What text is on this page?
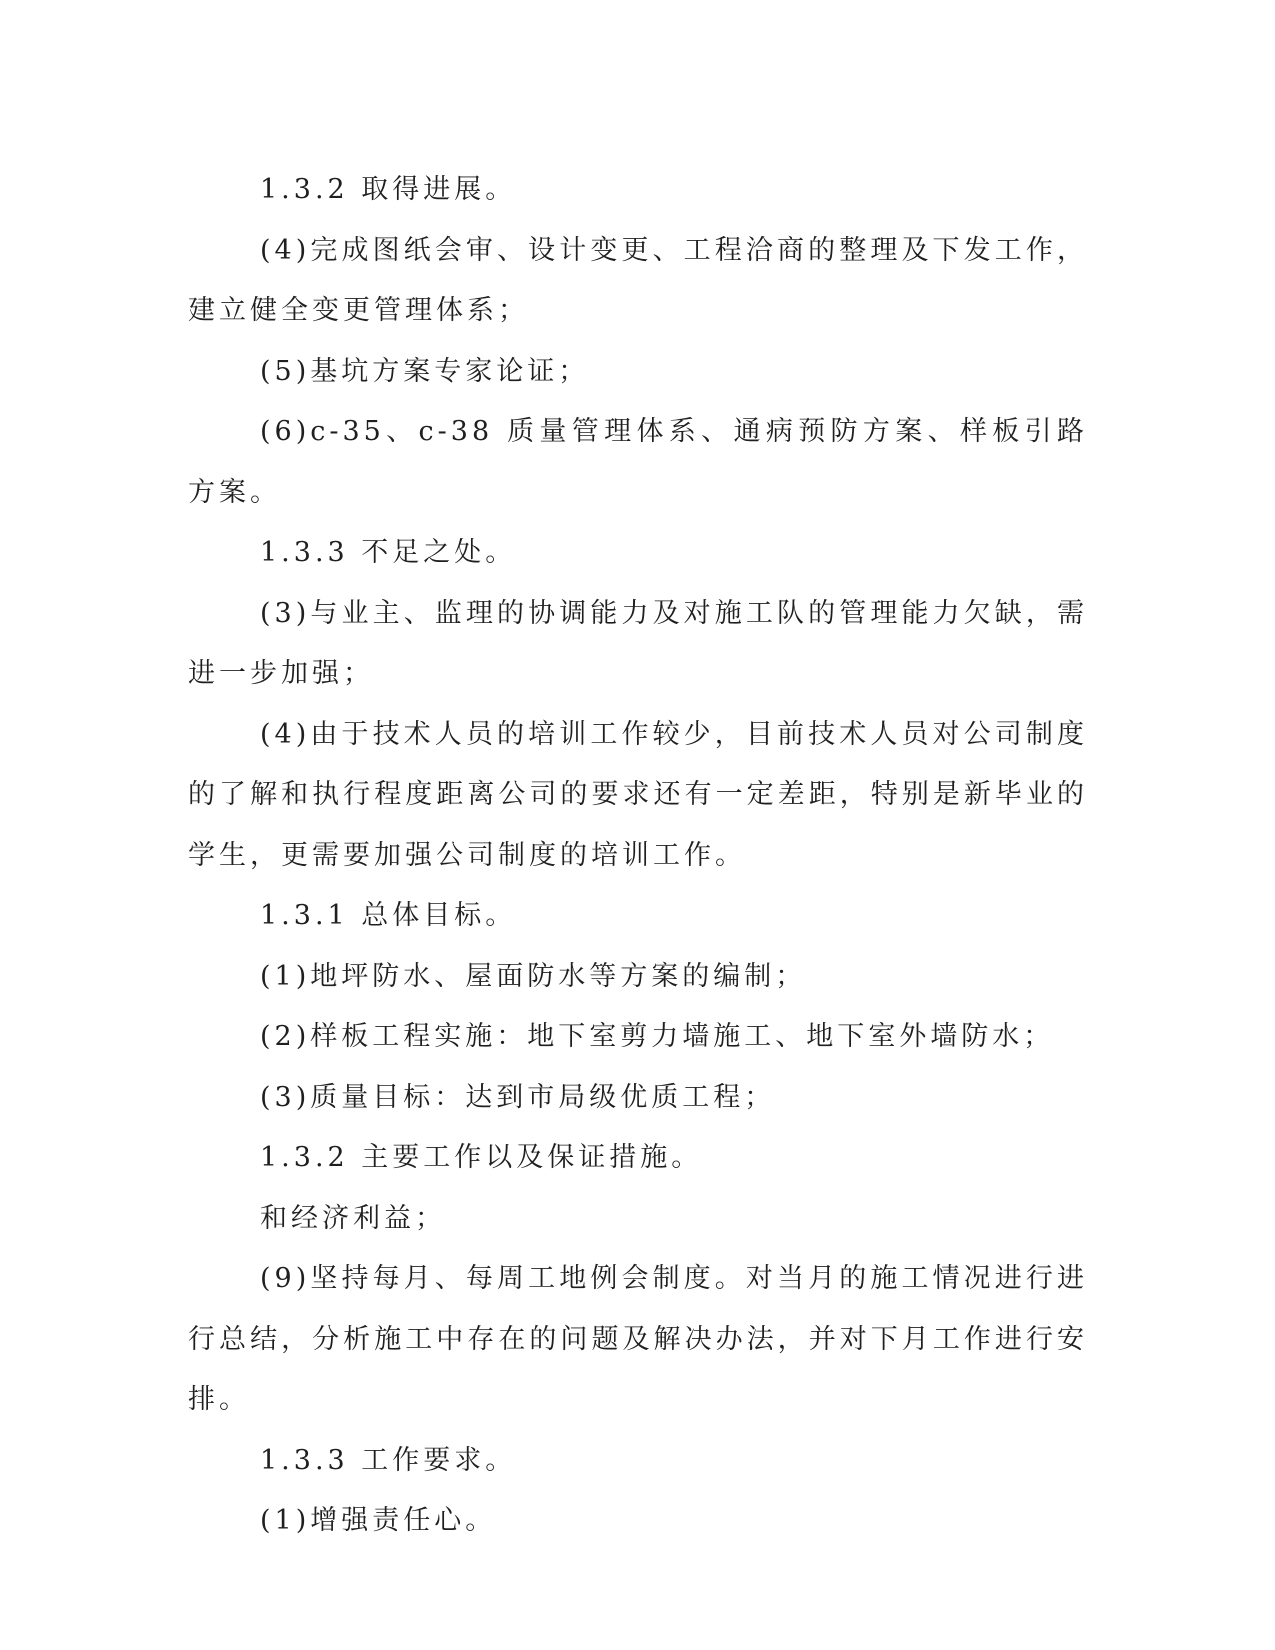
1.3.2 取得进展。

(4)完成图纸会审、设计变更、工程洽商的整理及下发工作，建立健全变更管理体系；

(5)基坑方案专家论证；

(6)c-35、c-38 质量管理体系、通病预防方案、样板引路方案。

1.3.3 不足之处。

(3)与业主、监理的协调能力及对施工队的管理能力欠缺，需进一步加强；

(4)由于技术人员的培训工作较少，目前技术人员对公司制度的了解和执行程度距离公司的要求还有一定差距，特别是新毕业的学生，更需要加强公司制度的培训工作。

1.3.1 总体目标。

(1)地坪防水、屋面防水等方案的编制；

(2)样板工程实施：地下室剪力墙施工、地下室外墙防水；

(3)质量目标：达到市局级优质工程；

1.3.2 主要工作以及保证措施。

和经济利益；

(9)坚持每月、每周工地例会制度。对当月的施工情况进行进行总结，分析施工中存在的问题及解决办法，并对下月工作进行安排。

1.3.3 工作要求。

(1)增强责任心。
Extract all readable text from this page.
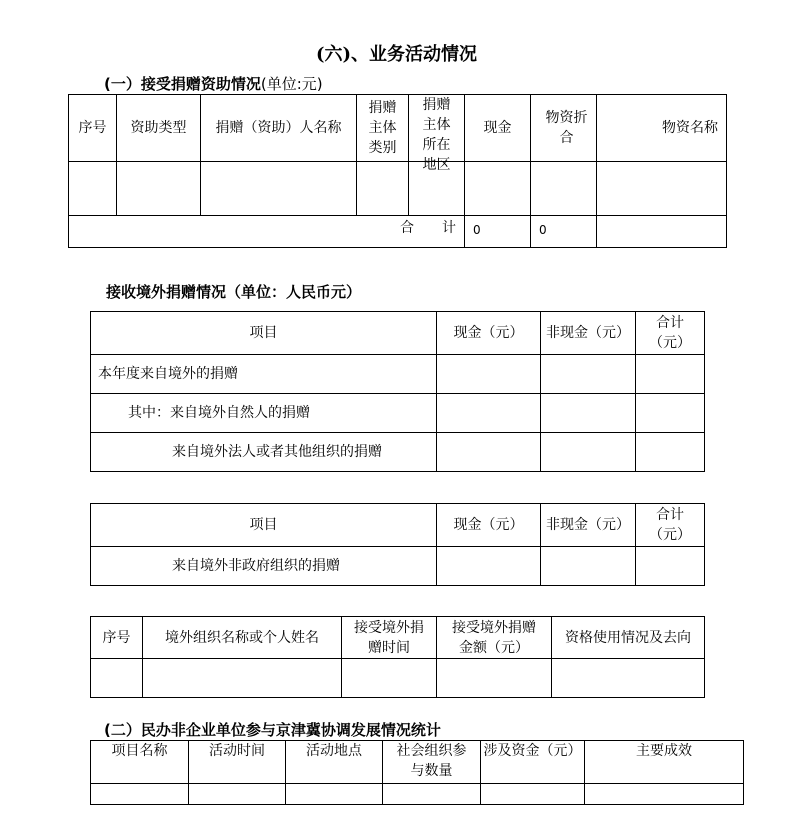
(六)、业务活动情况
(一）接受捐赠资助情况(单位:元)
序号	资助类型	捐赠（资助）人名称	捐赠主体类别	捐赠主体所在地区	现金	物资折合	物资名称

合　　计					0	0	
接收境外捐赠情况（单位：人民币元）
项目	现金（元）	非现金（元）	合计（元）
本年度来自境外的捐赠			
其中：来自境外自然人的捐赠			
来自境外法人或者其他组织的捐赠			
项目	现金（元）	非现金（元）	合计（元）
来自境外非政府组织的捐赠			
序号	境外组织名称或个人姓名	接受境外捐赠时间	接受境外捐赠金额（元）	资格使用情况及去向

(二）民办非企业单位参与京津冀协调发展情况统计
项目名称	活动时间	活动地点	社会组织参与数量	涉及资金（元）	主要成效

########

[What is needed] Take the listing above and print it exactly, apart from the pictures.

[Output for this task]
What text is on this page?
1.3.2 取得进展。

(4)完成图纸会审、设计变更、工程洽商的整理及下发工作，建立健全变更管理体系；

(5)基坑方案专家论证；

(6)c-35、c-38 质量管理体系、通病预防方案、样板引路方案。

1.3.3 不足之处。

(3)与业主、监理的协调能力及对施工队的管理能力欠缺，需进一步加强；

(4)由于技术人员的培训工作较少，目前技术人员对公司制度的了解和执行程度距离公司的要求还有一定差距，特别是新毕业的学生，更需要加强公司制度的培训工作。

1.3.1 总体目标。

(1)地坪防水、屋面防水等方案的编制；

(2)样板工程实施：地下室剪力墙施工、地下室外墙防水；

(3)质量目标：达到市局级优质工程；

1.3.2 主要工作以及保证措施。

和经济利益；

(9)坚持每月、每周工地例会制度。对当月的施工情况进行进行总结，分析施工中存在的问题及解决办法，并对下月工作进行安排。

1.3.3 工作要求。

(1)增强责任心。
Extract all readable text from this page.
(六)、业务活动情况
(一）接受捐赠资助情况(单位:元)
序号	资助类型	捐赠（资助）人名称	捐赠主体类别	捐赠主体所在地区	现金	物资折合	物资名称

合　　计					0	0	
接收境外捐赠情况（单位：人民币元）
项目	现金（元）	非现金（元）	合计（元）
本年度来自境外的捐赠			
其中：来自境外自然人的捐赠			
来自境外法人或者其他组织的捐赠			
项目	现金（元）	非现金（元）	合计（元）
来自境外非政府组织的捐赠			
序号	境外组织名称或个人姓名	接受境外捐赠时间	接受境外捐赠金额（元）	资格使用情况及去向

(二）民办非企业单位参与京津冀协调发展情况统计
项目名称	活动时间	活动地点	社会组织参与数量	涉及资金（元）	主要成效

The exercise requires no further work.